--- START OF Given information ---

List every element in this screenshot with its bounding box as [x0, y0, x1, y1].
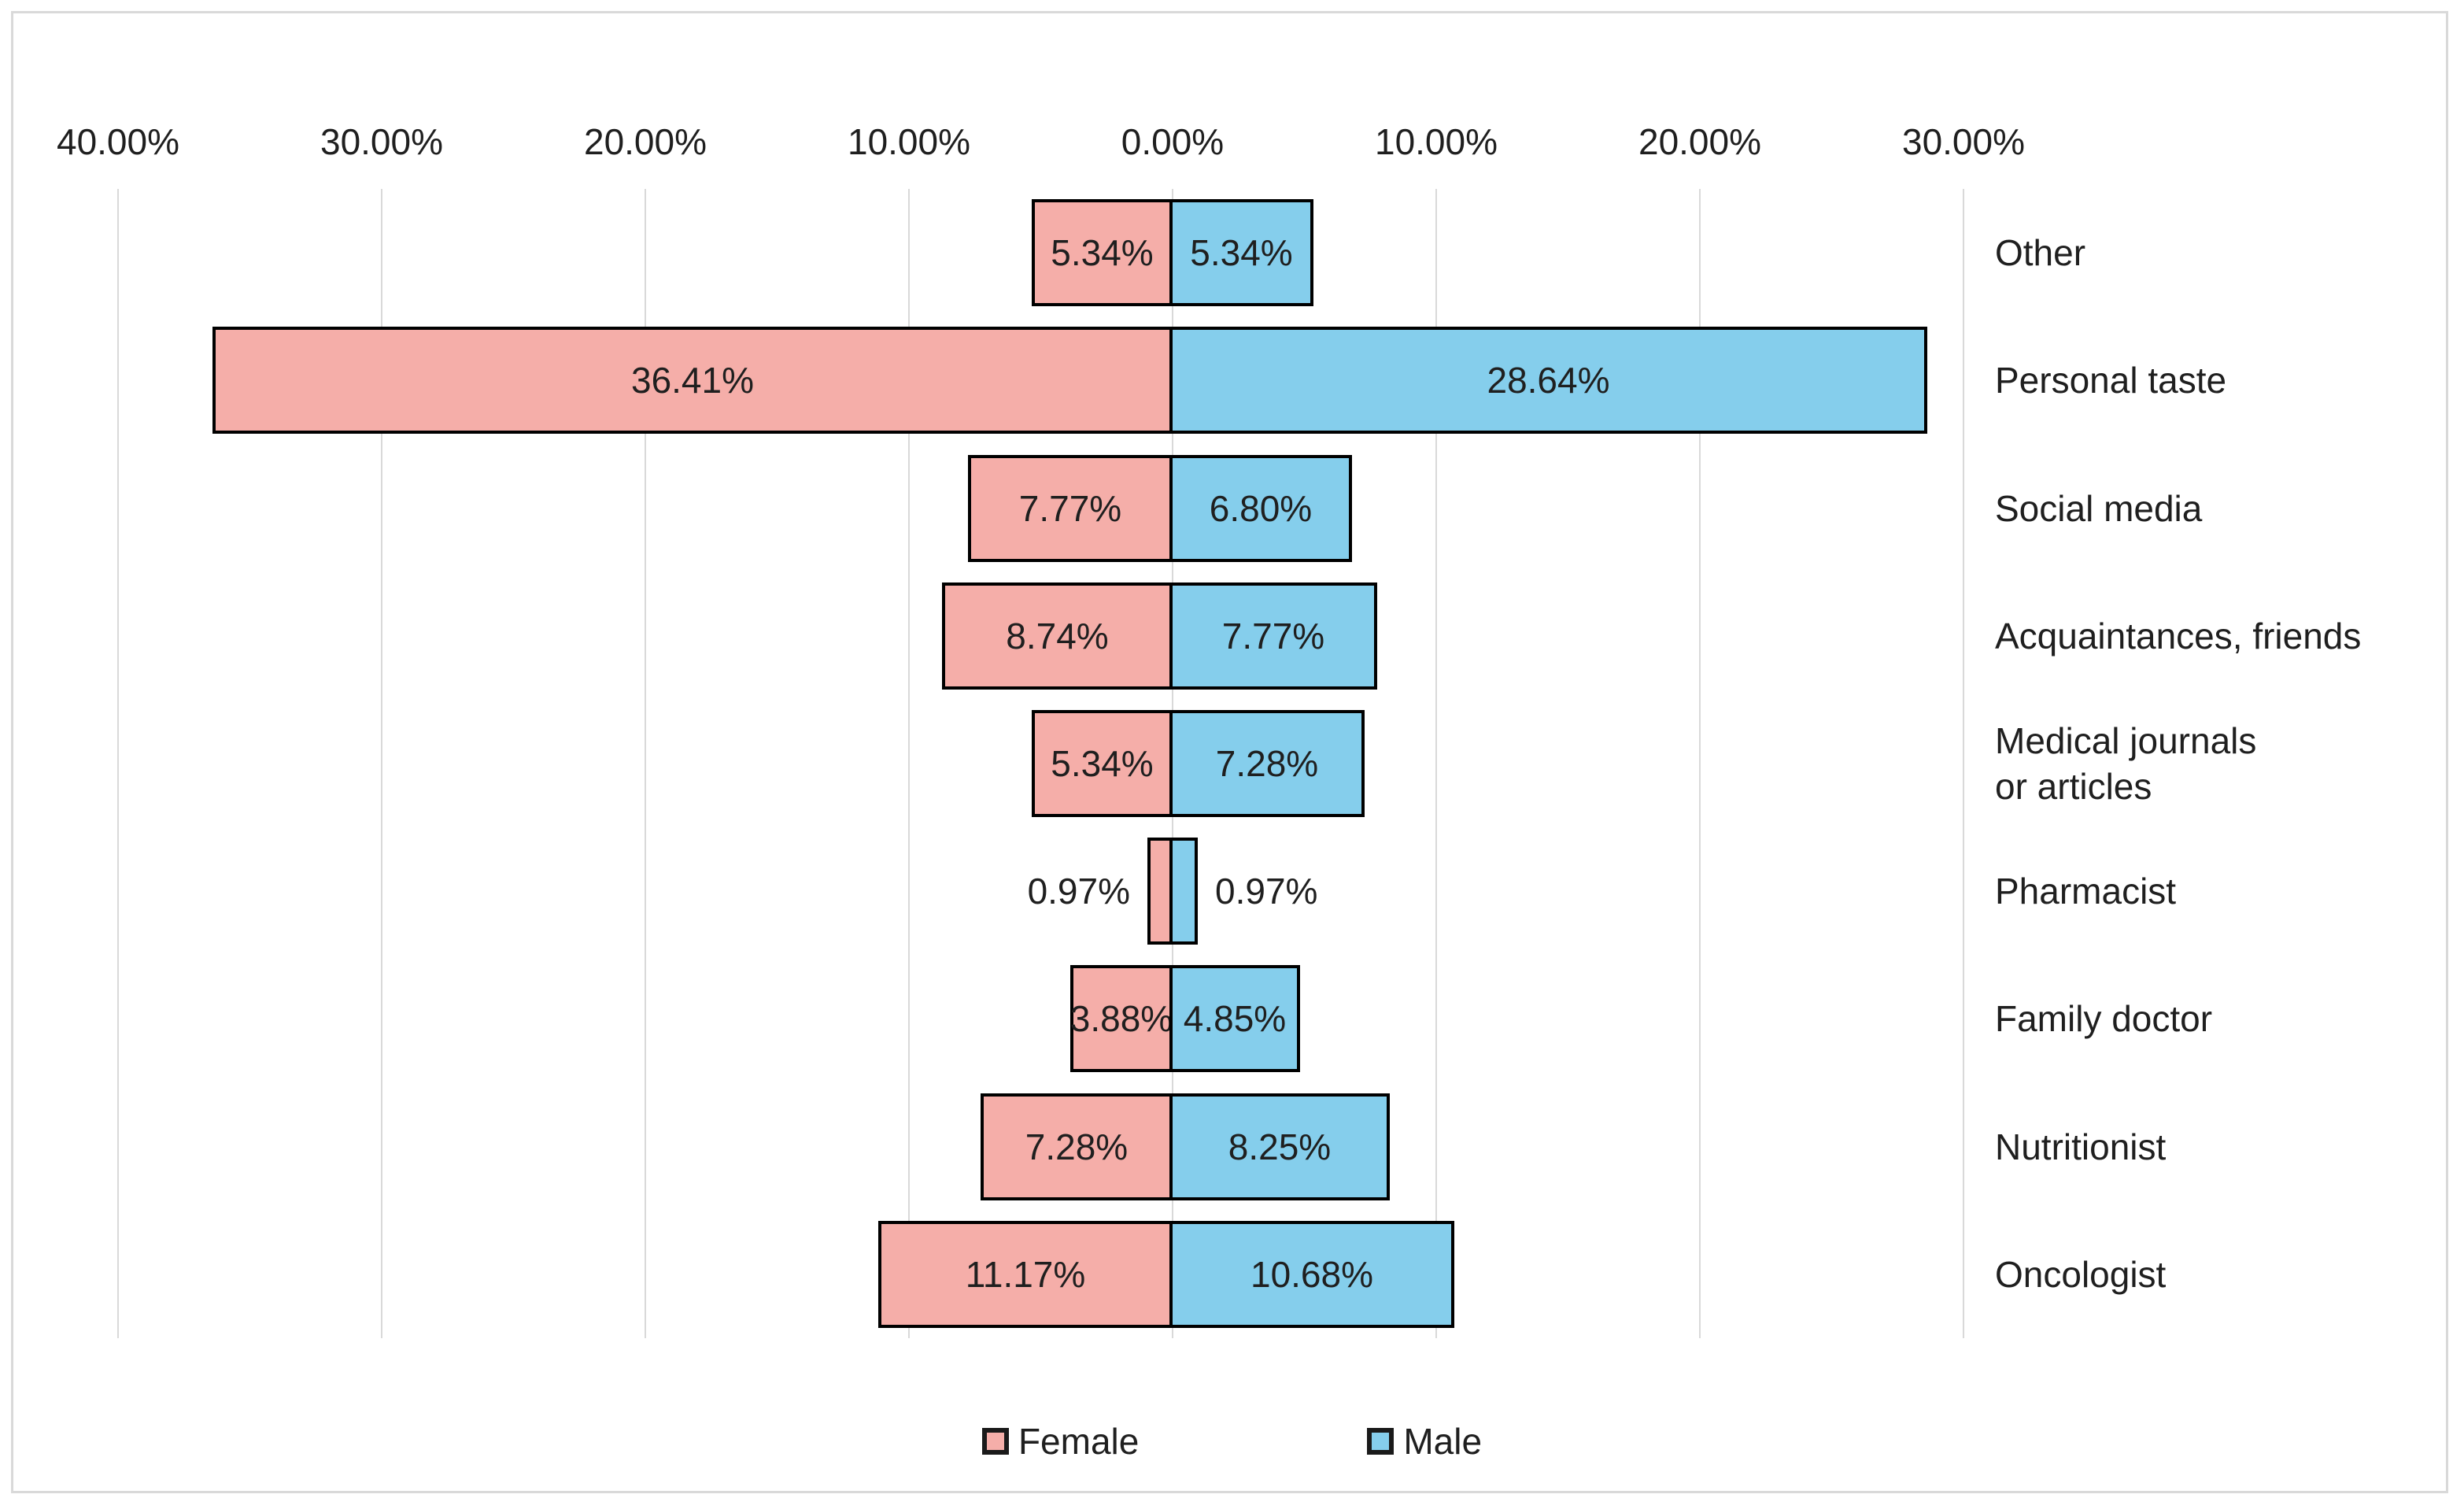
category-label: Family doctor — [1995, 996, 2451, 1041]
bar-male: 7.77% — [1169, 583, 1377, 690]
bar-label-male: 6.80% — [1209, 488, 1313, 529]
legend-label: Male — [1403, 1421, 1483, 1462]
bar-label-male: 0.97% — [1215, 871, 1318, 912]
gridline — [381, 189, 382, 1338]
legend-item-male: Male — [1367, 1423, 1482, 1459]
x-tick-label: 10.00% — [1374, 121, 1498, 162]
gridline — [908, 189, 910, 1338]
legend-swatch-male-icon — [1367, 1428, 1395, 1455]
bar-male — [1169, 838, 1198, 945]
bar-male: 8.25% — [1169, 1093, 1390, 1200]
legend-label: Female — [1018, 1421, 1140, 1462]
bar-female: 11.17% — [878, 1221, 1173, 1328]
x-tick-label: 10.00% — [847, 121, 970, 162]
bar-label-male: 28.64% — [1487, 360, 1610, 401]
bar-label-female: 7.77% — [1018, 488, 1122, 529]
x-tick-label: 20.00% — [1638, 121, 1761, 162]
bar-male: 28.64% — [1169, 327, 1927, 434]
bar-female: 7.28% — [981, 1093, 1173, 1200]
category-label-line: Family doctor — [1995, 998, 2213, 1039]
category-label-line: Medical journals — [1995, 720, 2257, 761]
x-tick-label: 20.00% — [583, 121, 707, 162]
bar-label-female: 8.74% — [1006, 616, 1109, 656]
x-tick-label: 30.00% — [1901, 121, 2025, 162]
category-label: Social media — [1995, 486, 2451, 531]
category-label: Personal taste — [1995, 357, 2451, 403]
bar-female: 5.34% — [1032, 199, 1173, 306]
category-label-line: Social media — [1995, 488, 2203, 529]
category-label-line: Acquaintances, friends — [1995, 616, 2362, 656]
bar-female: 8.74% — [942, 583, 1173, 690]
category-label: Oncologist — [1995, 1252, 2451, 1297]
gridline — [117, 189, 119, 1338]
bar-female: 36.41% — [212, 327, 1173, 434]
category-label: Pharmacist — [1995, 868, 2451, 914]
bar-label-male: 7.77% — [1221, 616, 1325, 656]
bar-label-female: 11.17% — [965, 1254, 1086, 1295]
category-label-line: Pharmacist — [1995, 871, 2177, 912]
category-label-line: or articles — [1995, 766, 2152, 807]
bar-male: 6.80% — [1169, 455, 1352, 562]
bar-female: 7.77% — [968, 455, 1173, 562]
gridline — [645, 189, 646, 1338]
gridline — [1435, 189, 1437, 1338]
category-label-line: Personal taste — [1995, 360, 2227, 401]
category-label: Nutritionist — [1995, 1124, 2451, 1170]
x-tick-label: 30.00% — [320, 121, 443, 162]
category-label-line: Oncologist — [1995, 1254, 2167, 1295]
bar-label-female: 0.97% — [1027, 871, 1130, 912]
bar-label-male: 4.85% — [1183, 998, 1287, 1039]
bar-label-female: 3.88% — [1069, 998, 1173, 1039]
bar-label-male: 10.68% — [1250, 1254, 1373, 1295]
bar-female — [1147, 838, 1173, 945]
category-label-line: Nutritionist — [1995, 1126, 2167, 1167]
x-tick-label: 40.00% — [56, 121, 179, 162]
gridline — [1699, 189, 1701, 1338]
bar-female: 5.34% — [1032, 710, 1173, 817]
legend: Female Male — [0, 1423, 2464, 1459]
bar-label-male: 8.25% — [1228, 1126, 1332, 1167]
bar-label-male: 7.28% — [1215, 743, 1319, 784]
legend-item-female: Female — [981, 1421, 1140, 1462]
x-tick-label: 0.00% — [1121, 121, 1225, 162]
category-label: Other — [1995, 230, 2451, 276]
category-label: Medical journals or articles — [1995, 718, 2451, 809]
bar-label-female: 5.34% — [1051, 232, 1154, 273]
bar-female: 3.88% — [1070, 965, 1173, 1072]
bar-label-female: 36.41% — [630, 360, 754, 401]
category-label-line: Other — [1995, 232, 2086, 273]
bar-male: 4.85% — [1169, 965, 1300, 1072]
bar-label-female: 5.34% — [1051, 743, 1154, 784]
category-label: Acquaintances, friends — [1995, 613, 2451, 659]
bar-male: 5.34% — [1169, 199, 1313, 306]
gridline — [1963, 189, 1964, 1338]
bar-male: 7.28% — [1169, 710, 1365, 817]
bar-male: 10.68% — [1169, 1221, 1454, 1328]
bar-label-female: 7.28% — [1025, 1126, 1129, 1167]
legend-swatch-female-icon — [981, 1428, 1009, 1455]
bar-label-male: 5.34% — [1190, 232, 1293, 273]
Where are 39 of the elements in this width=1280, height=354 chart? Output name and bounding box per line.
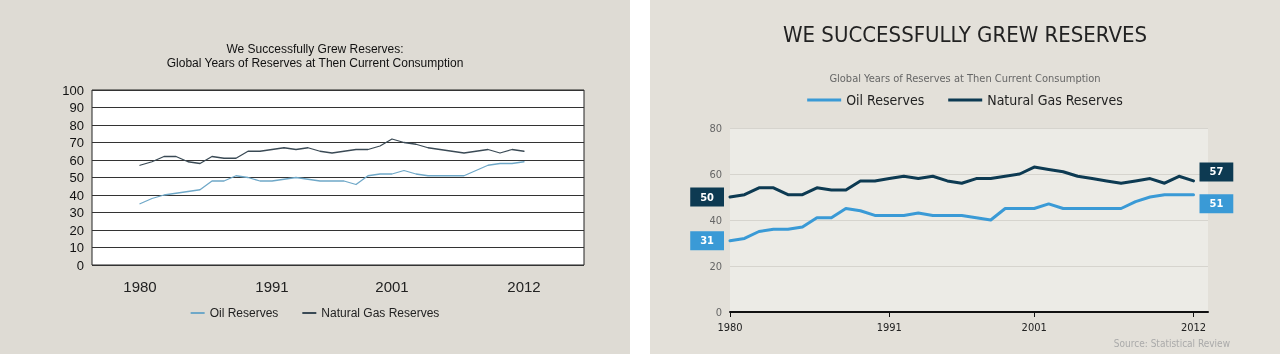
x-tick-label: 2001 [1021,321,1047,334]
line-series [728,193,1196,243]
legend-label: Natural Gas Reserves [987,92,1123,108]
y-tick-label: 100 [62,82,84,98]
y-tick-label: 60 [69,152,84,168]
y-tick-label: 30 [69,205,84,220]
y-tick-label: 80 [709,121,722,135]
y-tick-label: 90 [69,100,84,115]
x-tick-label: 1991 [255,278,289,295]
x-tick-label: 2001 [375,278,409,295]
line-series [139,138,525,166]
data-label: 51 [1209,197,1224,211]
y-tick-label: 80 [69,117,84,133]
legend-label: Natural Gas Reserves [321,306,440,320]
y-tick-label: 40 [709,213,722,227]
y-tick-label: 10 [69,240,84,255]
chart-title: WE SUCCESSFULLY GREW RESERVES [782,21,1148,47]
y-tick-label: 40 [69,187,84,203]
chart-title: We Successfully Grew Reserves: [226,42,404,56]
y-tick-label: 60 [709,167,722,181]
x-tick-label: 1980 [123,278,157,295]
x-tick-label: 2012 [1180,321,1207,334]
x-tick-label: 1980 [717,321,743,334]
legend-label: Oil Reserves [846,92,925,108]
legend-label: Oil Reserves [209,306,279,320]
y-tick-label: 20 [709,259,722,273]
line-series [139,161,525,205]
y-tick-label: 0 [715,305,722,319]
y-tick-label: 50 [69,170,84,185]
y-tick-label: 70 [69,135,84,150]
line-series [728,165,1196,199]
y-tick-label: 0 [76,257,84,273]
data-label: 57 [1209,165,1224,179]
y-tick-label: 20 [69,222,84,238]
chart-subtitle: Global Years of Reserves at Then Current Consumption [829,72,1101,85]
data-label: 31 [700,234,715,248]
x-tick-label: 2012 [507,278,541,295]
x-tick-label: 1991 [876,321,902,334]
chart-subtitle: Global Years of Reserves at Then Current Consumption [166,56,464,70]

--- END OF Given information ---

**Requirement**: Rewrite every line of the material above as a JSON list of strings, one string per line, leaving out blank lines and the pictures.

**Result**:
[
  "List every element in this screenshot with its bounding box as [x0, y0, x1, y1].",
  "category-label: Family doctor — [1995, 996, 2451, 1041]",
  "bar-male: 7.77% — [1169, 583, 1377, 690]",
  "bar-label-male: 6.80% — [1209, 488, 1313, 529]",
  "legend-label: Male — [1403, 1421, 1483, 1462]",
  "bar-label-male: 0.97% — [1215, 871, 1318, 912]",
  "gridline — [381, 189, 382, 1338]",
  "legend-item-male: Male — [1367, 1423, 1482, 1459]",
  "x-tick-label: 10.00% — [1374, 121, 1498, 162]",
  "gridline — [908, 189, 910, 1338]",
  "legend-swatch-male-icon — [1367, 1428, 1395, 1455]",
  "bar-male — [1169, 838, 1198, 945]",
  "bar-male: 8.25% — [1169, 1093, 1390, 1200]",
  "legend-label: Female — [1018, 1421, 1140, 1462]",
  "bar-female: 11.17% — [878, 1221, 1173, 1328]",
  "x-tick-label: 10.00% — [847, 121, 970, 162]",
  "bar-label-male: 28.64% — [1487, 360, 1610, 401]",
  "bar-label-female: 7.77% — [1018, 488, 1122, 529]",
  "x-tick-label: 20.00% — [1638, 121, 1761, 162]",
  "bar-male: 28.64% — [1169, 327, 1927, 434]",
  "bar-female: 7.28% — [981, 1093, 1173, 1200]",
  "category-label-line: Family doctor — [1995, 998, 2213, 1039]",
  "category-label-line: Medical journals — [1995, 720, 2257, 761]",
  "x-tick-label: 20.00% — [583, 121, 707, 162]",
  "bar-label-female: 8.74% — [1006, 616, 1109, 656]",
  "x-tick-label: 30.00% — [1901, 121, 2025, 162]",
  "category-label: Social media — [1995, 486, 2451, 531]",
  "category-label: Personal taste — [1995, 357, 2451, 403]",
  "bar-female: 5.34% — [1032, 199, 1173, 306]",
  "category-label-line: Social media — [1995, 488, 2203, 529]",
  "category-label-line: Acquaintances, friends — [1995, 616, 2362, 656]",
  "bar-female: 8.74% — [942, 583, 1173, 690]",
  "category-label: Oncologist — [1995, 1252, 2451, 1297]",
  "gridline — [117, 189, 119, 1338]",
  "bar-female: 36.41% — [212, 327, 1173, 434]",
  "category-label: Pharmacist — [1995, 868, 2451, 914]",
  "bar-label-male: 7.77% — [1221, 616, 1325, 656]",
  "bar-label-female: 11.17% — [965, 1254, 1086, 1295]",
  "category-label-line: Pharmacist — [1995, 871, 2177, 912]",
  "category-label-line: or articles — [1995, 766, 2152, 807]",
  "bar-male: 6.80% — [1169, 455, 1352, 562]",
  "bar-female: 7.77% — [968, 455, 1173, 562]",
  "gridline — [645, 189, 646, 1338]",
  "gridline — [1435, 189, 1437, 1338]",
  "category-label-line: Personal taste — [1995, 360, 2227, 401]",
  "category-label: Nutritionist — [1995, 1124, 2451, 1170]",
  "x-tick-label: 30.00% — [320, 121, 443, 162]",
  "category-label-line: Oncologist — [1995, 1254, 2167, 1295]",
  "bar-label-female: 0.97% — [1027, 871, 1130, 912]",
  "bar-label-male: 4.85% — [1183, 998, 1287, 1039]",
  "bar-label-female: 3.88% — [1069, 998, 1173, 1039]",
  "bar-label-male: 10.68% — [1250, 1254, 1373, 1295]",
  "bar-female — [1147, 838, 1173, 945]",
  "category-label-line: Nutritionist — [1995, 1126, 2167, 1167]",
  "x-tick-label: 40.00% — [56, 121, 179, 162]",
  "gridline — [1699, 189, 1701, 1338]",
  "bar-female: 5.34% — [1032, 710, 1173, 817]",
  "legend: Female Male — [0, 1423, 2464, 1459]",
  "bar-label-male: 8.25% — [1228, 1126, 1332, 1167]",
  "bar-label-male: 7.28% — [1215, 743, 1319, 784]",
  "legend-item-female: Female — [981, 1421, 1140, 1462]",
  "x-tick-label: 0.00% — [1121, 121, 1225, 162]",
  "category-label: Other — [1995, 230, 2451, 276]",
  "category-label: Medical journals or articles — [1995, 718, 2451, 809]",
  "bar-label-female: 5.34% — [1051, 232, 1154, 273]",
  "bar-female: 3.88% — [1070, 965, 1173, 1072]",
  "bar-label-female: 36.41% — [630, 360, 754, 401]",
  "category-label-line: Other — [1995, 232, 2086, 273]",
  "bar-male: 4.85% — [1169, 965, 1300, 1072]",
  "bar-label-female: 5.34% — [1051, 743, 1154, 784]",
  "category-label: Acquaintances, friends — [1995, 613, 2451, 659]",
  "bar-male: 5.34% — [1169, 199, 1313, 306]",
  "gridline — [1963, 189, 1964, 1338]",
  "bar-male: 7.28% — [1169, 710, 1365, 817]",
  "bar-male: 10.68% — [1169, 1221, 1454, 1328]",
  "bar-label-female: 7.28% — [1025, 1126, 1129, 1167]",
  "legend-swatch-female-icon — [981, 1428, 1009, 1455]",
  "bar-label-male: 5.34% — [1190, 232, 1293, 273]",
  "Where are 39 of the elements in this width=1280, height=354 chart? Output name and bounding box per line.",
  "x-tick-label: 2001 [1021,321,1047,334]",
  "line-series [728,193,1196,243]",
  "legend-label: Natural Gas Reserves [987,92,1123,108]",
  "y-tick-label: 100 [62,82,84,98]",
  "y-tick-label: 60 [69,152,84,168]",
  "y-tick-label: 30 [69,205,84,220]",
  "y-tick-label: 80 [709,121,722,135]",
  "y-tick-label: 90 [69,100,84,115]",
  "x-tick-label: 1991 [255,278,289,295]",
  "x-tick-label: 2001 [375,278,409,295]",
  "line-series [139,138,525,166]",
  "data-label: 51 [1209,197,1224,211]",
  "y-tick-label: 80 [69,117,84,133]",
  "legend-label: Natural Gas Reserves [321,306,440,320]",
  "y-tick-label: 40 [709,213,722,227]",
  "y-tick-label: 10 [69,240,84,255]",
  "chart-title: WE SUCCESSFULLY GREW RESERVES [782,21,1148,47]",
  "y-tick-label: 40 [69,187,84,203]",
  "chart-title: We Successfully Grew Reserves: [226,42,404,56]",
  "y-tick-label: 60 [709,167,722,181]",
  "x-tick-label: 1980 [123,278,157,295]",
  "x-tick-label: 2012 [1180,321,1207,334]",
  "x-tick-label: 1980 [717,321,743,334]",
  "legend-label: Oil Reserves [846,92,925,108]",
  "legend-label: Oil Reserves [209,306,279,320]",
  "y-tick-label: 20 [709,259,722,273]",
  "line-series [139,161,525,205]",
  "y-tick-label: 0 [715,305,722,319]",
  "y-tick-label: 50 [69,170,84,185]",
  "y-tick-label: 70 [69,135,84,150]",
  "line-series [728,165,1196,199]",
  "y-tick-label: 0 [76,257,84,273]",
  "data-label: 57 [1209,165,1224,179]",
  "y-tick-label: 20 [69,222,84,238]",
  "chart-subtitle: Global Years of Reserves at Then Current Consumption [829,72,1101,85]",
  "data-label: 31 [700,234,715,248]",
  "x-tick-label: 2012 [507,278,541,295]",
  "x-tick-label: 1991 [876,321,902,334]",
  "chart-subtitle: Global Years of Reserves at Then Current Consumption [166,56,464,70]"
]